EXTRACTO DE PÁGINA:
____________

Dado que el Corredor sale hacia el Palazzo Pitti y los Jardines de Boboli en el distrito del Oltrarno, tiene sentido planificar el resto del día en esa orilla del Arno. Tras el paseo, emergerás cerca del Palacio Pitti, desde donde los Jardines de Boboli, los museos del Palazzo Pitti y las tranquilas calles del Oltrarno están a un breve paseo. En el otro sentido, los Uffizi se encuentran junto a la Piazza della Signoria, a pocos minutos a pie del Duomo y del Ponte Vecchio, por lo que toda la ruta conecta los monumentos centrales de Florencia en una sola línea. Nuestra recomendación es reservar primero la franja del Corredor, y luego programar cualquier visita independiente a Boboli o Pitti para después, dejando la mañana para los Uffizi y el Corredor, y la tarde para el Oltrarno. Lleva calzado cómodo, ya que el centro histórico se recorre mejor a pie.

Preguntas frecuentes

¿Qué es el Corredor Vasari?

El Corredor Vasariano es un pasaje elevado y cubierto en Florencia, de aproximadamente un kilómetro de longitud, que conecta el Palazzo Vecchio y los Uffizi con el Palazzo Pitti al otro lado del Arno, pasando por encima del Ponte Vecchio. Fue diseñado por Giorgio Vasari para el duque Cosme I de Médici y reabierto al público en diciembre de 2024.

¿Cuándo reabrió el Corredor Vasariano?

____________

SOBRE LA TAREA: Reproduce el pasaje del extracto que comienza en "Preguntas frecuentes" y termina en "el Corredor Vasariano?", sustituyendo "Ponte Vecchio" por "Puente Viejo". Usa exclusivamente el contenido del extracto.

____________

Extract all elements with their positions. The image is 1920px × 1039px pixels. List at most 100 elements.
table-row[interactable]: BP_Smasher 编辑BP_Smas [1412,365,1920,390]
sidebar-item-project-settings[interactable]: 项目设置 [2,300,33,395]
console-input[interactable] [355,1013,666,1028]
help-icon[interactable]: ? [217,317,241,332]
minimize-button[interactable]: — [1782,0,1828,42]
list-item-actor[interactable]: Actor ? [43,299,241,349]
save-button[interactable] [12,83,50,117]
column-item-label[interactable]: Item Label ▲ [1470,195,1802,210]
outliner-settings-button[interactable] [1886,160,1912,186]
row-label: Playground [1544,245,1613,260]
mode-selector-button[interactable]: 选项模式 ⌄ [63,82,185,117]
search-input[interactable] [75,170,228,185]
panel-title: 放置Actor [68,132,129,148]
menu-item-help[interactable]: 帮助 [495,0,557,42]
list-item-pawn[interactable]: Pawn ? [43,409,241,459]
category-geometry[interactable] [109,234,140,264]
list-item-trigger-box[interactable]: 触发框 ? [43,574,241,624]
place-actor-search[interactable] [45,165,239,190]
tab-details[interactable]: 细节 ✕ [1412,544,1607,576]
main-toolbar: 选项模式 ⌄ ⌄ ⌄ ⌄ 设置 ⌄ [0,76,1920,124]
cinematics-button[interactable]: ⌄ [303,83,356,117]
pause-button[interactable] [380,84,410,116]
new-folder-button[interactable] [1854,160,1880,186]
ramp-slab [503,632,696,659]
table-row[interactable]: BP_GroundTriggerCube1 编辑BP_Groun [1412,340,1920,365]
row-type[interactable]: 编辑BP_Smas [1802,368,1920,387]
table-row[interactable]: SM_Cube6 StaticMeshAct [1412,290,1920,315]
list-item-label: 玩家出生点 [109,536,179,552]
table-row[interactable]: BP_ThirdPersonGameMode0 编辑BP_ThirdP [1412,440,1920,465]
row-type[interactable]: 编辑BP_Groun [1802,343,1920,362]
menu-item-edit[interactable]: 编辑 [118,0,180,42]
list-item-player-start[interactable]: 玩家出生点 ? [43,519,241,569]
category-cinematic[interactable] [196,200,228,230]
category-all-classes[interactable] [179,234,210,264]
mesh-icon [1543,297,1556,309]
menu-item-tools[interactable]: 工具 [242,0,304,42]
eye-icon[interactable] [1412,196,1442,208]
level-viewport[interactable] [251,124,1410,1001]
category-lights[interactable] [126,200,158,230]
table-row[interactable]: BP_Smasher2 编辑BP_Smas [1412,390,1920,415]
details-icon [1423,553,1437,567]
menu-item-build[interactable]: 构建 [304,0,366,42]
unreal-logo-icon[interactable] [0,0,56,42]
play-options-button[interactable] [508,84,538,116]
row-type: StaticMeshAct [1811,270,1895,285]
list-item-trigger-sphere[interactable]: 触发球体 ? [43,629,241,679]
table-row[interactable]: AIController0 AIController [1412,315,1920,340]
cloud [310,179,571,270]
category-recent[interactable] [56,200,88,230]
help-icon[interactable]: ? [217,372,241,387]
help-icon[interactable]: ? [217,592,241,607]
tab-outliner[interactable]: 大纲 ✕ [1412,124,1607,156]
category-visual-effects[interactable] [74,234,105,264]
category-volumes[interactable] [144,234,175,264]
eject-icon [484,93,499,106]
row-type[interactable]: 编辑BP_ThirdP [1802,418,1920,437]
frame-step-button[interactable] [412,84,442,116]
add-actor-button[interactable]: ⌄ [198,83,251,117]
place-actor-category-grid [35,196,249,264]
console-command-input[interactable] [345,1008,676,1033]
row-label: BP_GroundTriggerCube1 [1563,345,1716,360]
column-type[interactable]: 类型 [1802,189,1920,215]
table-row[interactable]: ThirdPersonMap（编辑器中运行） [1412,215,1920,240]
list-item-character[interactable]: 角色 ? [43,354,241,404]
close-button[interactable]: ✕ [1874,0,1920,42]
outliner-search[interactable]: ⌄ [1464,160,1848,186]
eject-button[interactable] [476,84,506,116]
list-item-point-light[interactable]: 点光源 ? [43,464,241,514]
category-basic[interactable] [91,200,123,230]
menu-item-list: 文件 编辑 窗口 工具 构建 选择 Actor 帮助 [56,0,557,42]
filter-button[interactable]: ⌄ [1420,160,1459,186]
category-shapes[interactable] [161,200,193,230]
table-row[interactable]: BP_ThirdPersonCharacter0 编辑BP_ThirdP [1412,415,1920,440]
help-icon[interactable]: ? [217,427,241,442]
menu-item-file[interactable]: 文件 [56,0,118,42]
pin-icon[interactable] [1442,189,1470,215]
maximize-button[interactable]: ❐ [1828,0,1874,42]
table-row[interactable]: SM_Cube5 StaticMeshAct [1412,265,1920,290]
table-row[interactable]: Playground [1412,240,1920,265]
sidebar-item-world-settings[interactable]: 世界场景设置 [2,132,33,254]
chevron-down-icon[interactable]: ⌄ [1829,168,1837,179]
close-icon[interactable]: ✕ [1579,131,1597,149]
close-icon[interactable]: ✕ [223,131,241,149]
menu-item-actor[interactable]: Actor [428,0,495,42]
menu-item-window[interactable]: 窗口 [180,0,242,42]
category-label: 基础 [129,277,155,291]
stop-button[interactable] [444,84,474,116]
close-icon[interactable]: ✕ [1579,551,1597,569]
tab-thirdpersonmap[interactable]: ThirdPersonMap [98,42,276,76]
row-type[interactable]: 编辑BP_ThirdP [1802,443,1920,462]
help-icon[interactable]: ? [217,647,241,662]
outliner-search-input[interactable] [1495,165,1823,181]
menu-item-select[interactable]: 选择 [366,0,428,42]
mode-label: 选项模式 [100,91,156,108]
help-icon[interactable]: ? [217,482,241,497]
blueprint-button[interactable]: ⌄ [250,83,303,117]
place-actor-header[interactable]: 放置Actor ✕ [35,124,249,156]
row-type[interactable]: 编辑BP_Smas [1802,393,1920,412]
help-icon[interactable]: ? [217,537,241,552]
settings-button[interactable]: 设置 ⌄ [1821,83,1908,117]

____________

RESULTADO:
Preguntas frecuentes

¿Qué es el Corredor Vasari?

El Corredor Vasariano es un pasaje elevado y cubierto en Florencia, de aproximadamente un kilómetro de longitud, que conecta el Palazzo Vecchio y los Uffizi con el Palazzo Pitti al otro lado del Arno, pasando por encima del Puente Viejo. Fue diseñado por Giorgio Vasari para el duque Cosme I de Médici y reabierto al público en diciembre de 2024.

¿Cuándo reabrió el Corredor Vasariano?